_DIRECTIVE_
Your copy of the material below should match it exactly, except that it holds no pictures.

________________

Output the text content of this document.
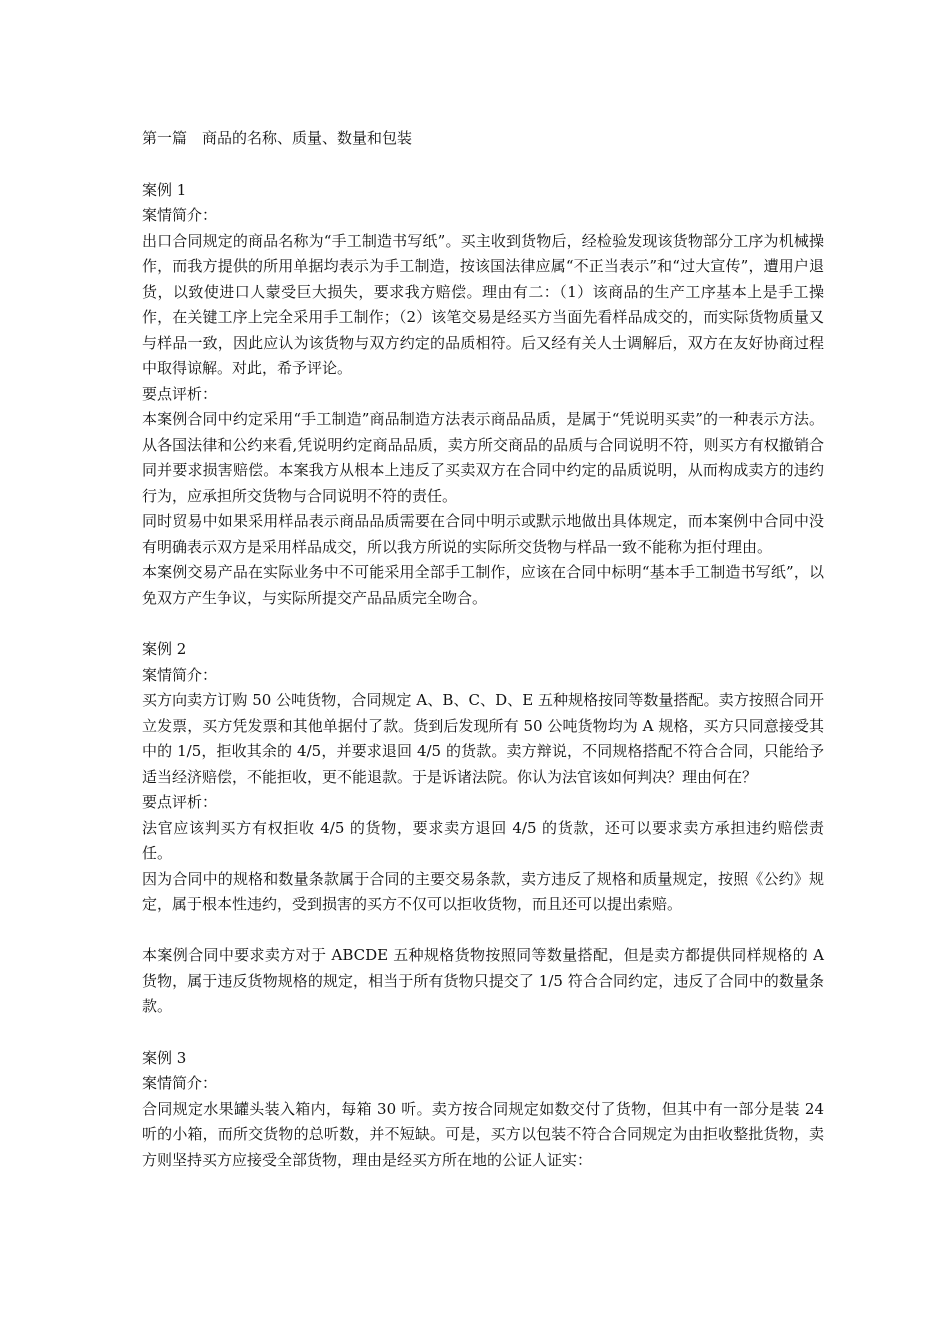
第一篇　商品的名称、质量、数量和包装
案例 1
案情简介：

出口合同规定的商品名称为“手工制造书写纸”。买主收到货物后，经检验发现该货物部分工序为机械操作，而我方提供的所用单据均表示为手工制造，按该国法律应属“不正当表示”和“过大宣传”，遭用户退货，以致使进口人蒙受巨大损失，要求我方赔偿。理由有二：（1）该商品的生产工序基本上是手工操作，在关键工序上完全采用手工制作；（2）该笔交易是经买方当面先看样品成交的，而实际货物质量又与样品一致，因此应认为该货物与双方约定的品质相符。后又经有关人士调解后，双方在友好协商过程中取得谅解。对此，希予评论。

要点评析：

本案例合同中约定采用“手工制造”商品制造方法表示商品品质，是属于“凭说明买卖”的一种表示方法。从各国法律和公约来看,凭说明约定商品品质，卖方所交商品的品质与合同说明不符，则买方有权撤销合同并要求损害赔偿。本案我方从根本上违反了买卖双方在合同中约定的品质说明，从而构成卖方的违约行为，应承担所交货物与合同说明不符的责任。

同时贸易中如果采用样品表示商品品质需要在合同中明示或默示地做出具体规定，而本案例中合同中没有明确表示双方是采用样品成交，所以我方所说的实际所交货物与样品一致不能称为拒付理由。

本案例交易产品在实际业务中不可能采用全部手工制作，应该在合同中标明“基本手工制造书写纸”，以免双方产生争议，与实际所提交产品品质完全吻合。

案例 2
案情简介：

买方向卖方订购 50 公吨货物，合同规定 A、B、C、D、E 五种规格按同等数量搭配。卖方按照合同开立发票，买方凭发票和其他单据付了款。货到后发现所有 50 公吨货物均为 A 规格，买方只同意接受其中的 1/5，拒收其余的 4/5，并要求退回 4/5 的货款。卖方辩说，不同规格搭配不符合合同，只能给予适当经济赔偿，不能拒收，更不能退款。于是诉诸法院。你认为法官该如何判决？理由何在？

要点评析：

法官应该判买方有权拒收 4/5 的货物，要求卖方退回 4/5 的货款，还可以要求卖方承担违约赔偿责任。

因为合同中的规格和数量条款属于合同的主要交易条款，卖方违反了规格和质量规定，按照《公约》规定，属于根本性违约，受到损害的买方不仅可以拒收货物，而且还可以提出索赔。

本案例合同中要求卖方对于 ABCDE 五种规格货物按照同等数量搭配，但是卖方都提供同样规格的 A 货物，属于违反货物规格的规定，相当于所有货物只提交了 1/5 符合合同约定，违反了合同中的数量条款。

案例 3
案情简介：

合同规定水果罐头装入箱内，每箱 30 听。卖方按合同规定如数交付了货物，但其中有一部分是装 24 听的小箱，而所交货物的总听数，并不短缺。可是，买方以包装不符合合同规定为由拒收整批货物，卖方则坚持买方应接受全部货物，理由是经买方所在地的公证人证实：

________________

_TASK RESPONSE_
Output the text content of this document.
第一篇　商品的名称、质量、数量和包装
案例 1
案情简介：

出口合同规定的商品名称为“手工制造书写纸”。买主收到货物后，经检验发现该货物部分工序为机械操作，而我方提供的所用单据均表示为手工制造，按该国法律应属“不正当表示”和“过大宣传”，遭用户退货，以致使进口人蒙受巨大损失，要求我方赔偿。理由有二：（1）该商品的生产工序基本上是手工操作，在关键工序上完全采用手工制作；（2）该笔交易是经买方当面先看样品成交的，而实际货物质量又与样品一致，因此应认为该货物与双方约定的品质相符。后又经有关人士调解后，双方在友好协商过程中取得谅解。对此，希予评论。

要点评析：

本案例合同中约定采用“手工制造”商品制造方法表示商品品质，是属于“凭说明买卖”的一种表示方法。从各国法律和公约来看,凭说明约定商品品质，卖方所交商品的品质与合同说明不符，则买方有权撤销合同并要求损害赔偿。本案我方从根本上违反了买卖双方在合同中约定的品质说明，从而构成卖方的违约行为，应承担所交货物与合同说明不符的责任。

同时贸易中如果采用样品表示商品品质需要在合同中明示或默示地做出具体规定，而本案例中合同中没有明确表示双方是采用样品成交，所以我方所说的实际所交货物与样品一致不能称为拒付理由。

本案例交易产品在实际业务中不可能采用全部手工制作，应该在合同中标明“基本手工制造书写纸”，以免双方产生争议，与实际所提交产品品质完全吻合。

案例 2
案情简介：

买方向卖方订购 50 公吨货物，合同规定 A、B、C、D、E 五种规格按同等数量搭配。卖方按照合同开立发票，买方凭发票和其他单据付了款。货到后发现所有 50 公吨货物均为 A 规格，买方只同意接受其中的 1/5，拒收其余的 4/5，并要求退回 4/5 的货款。卖方辩说，不同规格搭配不符合合同，只能给予适当经济赔偿，不能拒收，更不能退款。于是诉诸法院。你认为法官该如何判决？理由何在？

要点评析：

法官应该判买方有权拒收 4/5 的货物，要求卖方退回 4/5 的货款，还可以要求卖方承担违约赔偿责任。

因为合同中的规格和数量条款属于合同的主要交易条款，卖方违反了规格和质量规定，按照《公约》规定，属于根本性违约，受到损害的买方不仅可以拒收货物，而且还可以提出索赔。

本案例合同中要求卖方对于 ABCDE 五种规格货物按照同等数量搭配，但是卖方都提供同样规格的 A 货物，属于违反货物规格的规定，相当于所有货物只提交了 1/5 符合合同约定，违反了合同中的数量条款。

案例 3
案情简介：

合同规定水果罐头装入箱内，每箱 30 听。卖方按合同规定如数交付了货物，但其中有一部分是装 24 听的小箱，而所交货物的总听数，并不短缺。可是，买方以包装不符合合同规定为由拒收整批货物，卖方则坚持买方应接受全部货物，理由是经买方所在地的公证人证实：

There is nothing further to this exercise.